> Dataset entries:
◇ ◇ ◇ ◇ ◇ ◇ ◇
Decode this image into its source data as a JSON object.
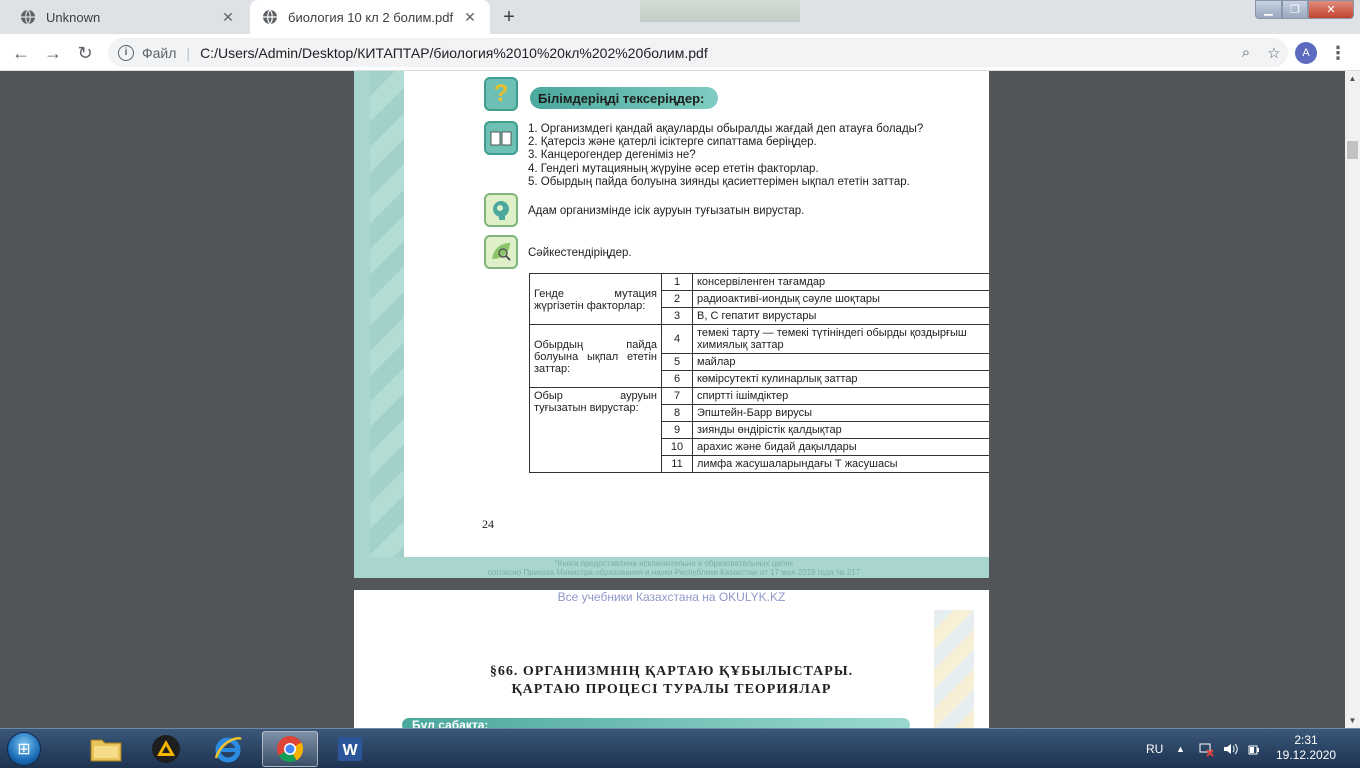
{
  "browser": {
    "tabs": [
      {
        "title": "Unknown",
        "active": false
      },
      {
        "title": "биология 10 кл 2 болим.pdf",
        "active": true
      }
    ],
    "new_tab_icon": "plus-icon",
    "address": {
      "scheme_label": "Файл",
      "url": "C:/Users/Admin/Desktop/КИТАПТАР/биология%2010%20кл%202%20болим.pdf"
    },
    "profile_initial": "A"
  },
  "pdf": {
    "page1": {
      "heading": "Білімдеріңді тексеріңдер:",
      "questions": [
        "1. Организмдегі қандай ақауларды обыралды жағдай деп атауға болады?",
        "2. Қатерсіз және қатерлі ісіктерге сипаттама беріңдер.",
        "3. Канцерогендер дегеніміз не?",
        "4. Гендегі мутацияның жүруіне әсер ететін факторлар.",
        "5. Обырдың пайда болуына зиянды қасиеттерімен ықпал ететін заттар."
      ],
      "task_viruses": "Адам организмінде ісік ауруын туғызатын вирустар.",
      "task_match": "Сәйкестендіріңдер.",
      "groups": [
        "Генде мутация жүргізетін факторлар:",
        "Обырдың пайда болуына ықпал ететін заттар:",
        "Обыр ауруын туғызатын вирустар:"
      ],
      "items": [
        {
          "num": "1",
          "text": "консервіленген тағамдар"
        },
        {
          "num": "2",
          "text": "радиоактиві-иондық сәуле шоқтары"
        },
        {
          "num": "3",
          "text": "В, С гепатит вирустары"
        },
        {
          "num": "4",
          "text": "темекі тарту — темекі түтініндегі обырды қоздырғыш химиялық заттар"
        },
        {
          "num": "5",
          "text": "майлар"
        },
        {
          "num": "6",
          "text": "көмірсутекті кулинарлық заттар"
        },
        {
          "num": "7",
          "text": "спиртті ішімдіктер"
        },
        {
          "num": "8",
          "text": "Эпштейн-Барр вирусы"
        },
        {
          "num": "9",
          "text": "зиянды өндірістік қалдықтар"
        },
        {
          "num": "10",
          "text": "арахис және бидай дақылдары"
        },
        {
          "num": "11",
          "text": "лимфа жасушаларындағы Т жасушасы"
        }
      ],
      "page_number": "24",
      "footer_line1": "*Книга предоставлена исключительно в образовательных целях",
      "footer_line2": "согласно Приказа Министра образования и науки Республики Казахстан от 17 мая 2019 года № 217"
    },
    "page2": {
      "watermark": "Все учебники Казахстана на OKULYK.KZ",
      "title_line1": "§66. ОРГАНИЗМНІҢ ҚАРТАЮ ҚҰБЫЛЫСТАРЫ.",
      "title_line2": "ҚАРТАЮ ПРОЦЕСІ ТУРАЛЫ ТЕОРИЯЛАР",
      "pill": "Бүл сабақта:"
    }
  },
  "taskbar": {
    "language": "RU",
    "time": "2:31",
    "date": "19.12.2020"
  }
}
◇ ◇ ◇ ◇ ◇ ◇ ◇
For this exercise, transcribe the entries verbatim and skip all pictures.

> Answer for this exercise:
Decode this image into its source data as a JSON object.
{
  "browser": {
    "tabs": [
      {
        "title": "Unknown",
        "active": false
      },
      {
        "title": "биология 10 кл 2 болим.pdf",
        "active": true
      }
    ],
    "new_tab_icon": "plus-icon",
    "address": {
      "scheme_label": "Файл",
      "url": "C:/Users/Admin/Desktop/КИТАПТАР/биология%2010%20кл%202%20болим.pdf"
    },
    "profile_initial": "A"
  },
  "pdf": {
    "page1": {
      "heading": "Білімдеріңді тексеріңдер:",
      "questions": [
        "1. Организмдегі қандай ақауларды обыралды жағдай деп атауға болады?",
        "2. Қатерсіз және қатерлі ісіктерге сипаттама беріңдер.",
        "3. Канцерогендер дегеніміз не?",
        "4. Гендегі мутацияның жүруіне әсер ететін факторлар.",
        "5. Обырдың пайда болуына зиянды қасиеттерімен ықпал ететін заттар."
      ],
      "task_viruses": "Адам организмінде ісік ауруын туғызатын вирустар.",
      "task_match": "Сәйкестендіріңдер.",
      "groups": [
        "Генде мутация жүргізетін факторлар:",
        "Обырдың пайда болуына ықпал ететін заттар:",
        "Обыр ауруын туғызатын вирустар:"
      ],
      "items": [
        {
          "num": "1",
          "text": "консервіленген тағамдар"
        },
        {
          "num": "2",
          "text": "радиоактиві-иондық сәуле шоқтары"
        },
        {
          "num": "3",
          "text": "В, С гепатит вирустары"
        },
        {
          "num": "4",
          "text": "темекі тарту — темекі түтініндегі обырды қоздырғыш химиялық заттар"
        },
        {
          "num": "5",
          "text": "майлар"
        },
        {
          "num": "6",
          "text": "көмірсутекті кулинарлық заттар"
        },
        {
          "num": "7",
          "text": "спиртті ішімдіктер"
        },
        {
          "num": "8",
          "text": "Эпштейн-Барр вирусы"
        },
        {
          "num": "9",
          "text": "зиянды өндірістік қалдықтар"
        },
        {
          "num": "10",
          "text": "арахис және бидай дақылдары"
        },
        {
          "num": "11",
          "text": "лимфа жасушаларындағы Т жасушасы"
        }
      ],
      "page_number": "24",
      "footer_line1": "*Книга предоставлена исключительно в образовательных целях",
      "footer_line2": "согласно Приказа Министра образования и науки Республики Казахстан от 17 мая 2019 года № 217"
    },
    "page2": {
      "watermark": "Все учебники Казахстана на OKULYK.KZ",
      "title_line1": "§66. ОРГАНИЗМНІҢ ҚАРТАЮ ҚҰБЫЛЫСТАРЫ.",
      "title_line2": "ҚАРТАЮ ПРОЦЕСІ ТУРАЛЫ ТЕОРИЯЛАР",
      "pill": "Бүл сабақта:"
    }
  },
  "taskbar": {
    "language": "RU",
    "time": "2:31",
    "date": "19.12.2020"
  }
}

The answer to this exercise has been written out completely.